— START DATASET EXCERPTS —

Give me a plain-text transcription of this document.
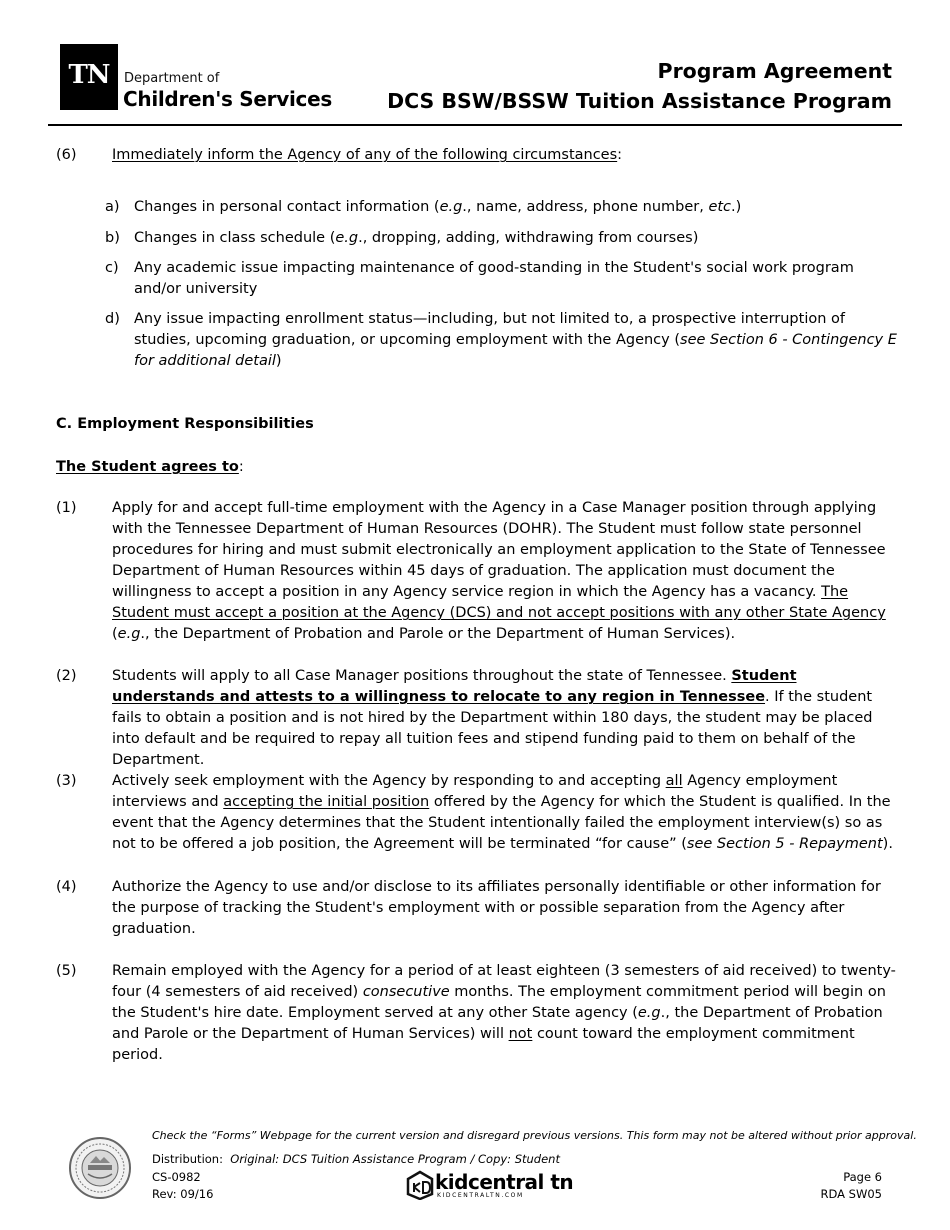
TN	Department of
Children's Services
Program Agreement
DCS BSW/BSSW Tuition Assistance Program
(6) Immediately inform the Agency of any of the following circumstances:
a) Changes in personal contact information (e.g., name, address, phone number, etc.)
b) Changes in class schedule (e.g., dropping, adding, withdrawing from courses)
c) Any academic issue impacting maintenance of good-standing in the Student's social work program and/or university
d) Any issue impacting enrollment status—including, but not limited to, a prospective interruption of studies, upcoming graduation, or upcoming employment with the Agency (see Section 6 - Contingency E for additional detail)
C. Employment Responsibilities
The Student agrees to:
(1) Apply for and accept full-time employment with the Agency in a Case Manager position through applying with the Tennessee Department of Human Resources (DOHR). The Student must follow state personnel procedures for hiring and must submit electronically an employment application to the State of Tennessee Department of Human Resources within 45 days of graduation. The application must document the willingness to accept a position in any Agency service region in which the Agency has a vacancy. The Student must accept a position at the Agency (DCS) and not accept positions with any other State Agency (e.g., the Department of Probation and Parole or the Department of Human Services).
(2) Students will apply to all Case Manager positions throughout the state of Tennessee. Student understands and attests to a willingness to relocate to any region in Tennessee. If the student fails to obtain a position and is not hired by the Department within 180 days, the student may be placed into default and be required to repay all tuition fees and stipend funding paid to them on behalf of the Department.
(3) Actively seek employment with the Agency by responding to and accepting all Agency employment interviews and accepting the initial position offered by the Agency for which the Student is qualified. In the event that the Agency determines that the Student intentionally failed the employment interview(s) so as not to be offered a job position, the Agreement will be terminated “for cause” (see Section 5 - Repayment).
(4) Authorize the Agency to use and/or disclose to its affiliates personally identifiable or other information for the purpose of tracking the Student's employment with or possible separation from the Agency after graduation.
(5) Remain employed with the Agency for a period of at least eighteen (3 semesters of aid received) to twenty-four (4 semesters of aid received) consecutive months. The employment commitment period will begin on the Student's hire date. Employment served at any other State agency (e.g., the Department of Probation and Parole or the Department of Human Services) will not count toward the employment commitment period.
Check the “Forms” Webpage for the current version and disregard previous versions. This form may not be altered without prior approval.
Distribution: Original: DCS Tuition Assistance Program / Copy: Student
CS-0982
Rev: 09/16
Page 6
RDA SW05
kidcentral tn
KIDCENTRALTN.COM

— END DATASET EXCERPTS —

--- PROMPT ---
Restate the whole listing above exactly, please, omitting every image.

--- COMPLETE ANSWER ---
Give me a plain-text transcription of this document.
TN	Department of
Children's Services
Program Agreement
DCS BSW/BSSW Tuition Assistance Program
(6) Immediately inform the Agency of any of the following circumstances:
a) Changes in personal contact information (e.g., name, address, phone number, etc.)
b) Changes in class schedule (e.g., dropping, adding, withdrawing from courses)
c) Any academic issue impacting maintenance of good-standing in the Student's social work program and/or university
d) Any issue impacting enrollment status—including, but not limited to, a prospective interruption of studies, upcoming graduation, or upcoming employment with the Agency (see Section 6 - Contingency E for additional detail)
C. Employment Responsibilities
The Student agrees to:
(1) Apply for and accept full-time employment with the Agency in a Case Manager position through applying with the Tennessee Department of Human Resources (DOHR). The Student must follow state personnel procedures for hiring and must submit electronically an employment application to the State of Tennessee Department of Human Resources within 45 days of graduation. The application must document the willingness to accept a position in any Agency service region in which the Agency has a vacancy. The Student must accept a position at the Agency (DCS) and not accept positions with any other State Agency (e.g., the Department of Probation and Parole or the Department of Human Services).
(2) Students will apply to all Case Manager positions throughout the state of Tennessee. Student understands and attests to a willingness to relocate to any region in Tennessee. If the student fails to obtain a position and is not hired by the Department within 180 days, the student may be placed into default and be required to repay all tuition fees and stipend funding paid to them on behalf of the Department.
(3) Actively seek employment with the Agency by responding to and accepting all Agency employment interviews and accepting the initial position offered by the Agency for which the Student is qualified. In the event that the Agency determines that the Student intentionally failed the employment interview(s) so as not to be offered a job position, the Agreement will be terminated “for cause” (see Section 5 - Repayment).
(4) Authorize the Agency to use and/or disclose to its affiliates personally identifiable or other information for the purpose of tracking the Student's employment with or possible separation from the Agency after graduation.
(5) Remain employed with the Agency for a period of at least eighteen (3 semesters of aid received) to twenty-four (4 semesters of aid received) consecutive months. The employment commitment period will begin on the Student's hire date. Employment served at any other State agency (e.g., the Department of Probation and Parole or the Department of Human Services) will not count toward the employment commitment period.
Check the “Forms” Webpage for the current version and disregard previous versions. This form may not be altered without prior approval.
Distribution: Original: DCS Tuition Assistance Program / Copy: Student
CS-0982
Rev: 09/16
Page 6
RDA SW05
kidcentral tn
KIDCENTRALTN.COM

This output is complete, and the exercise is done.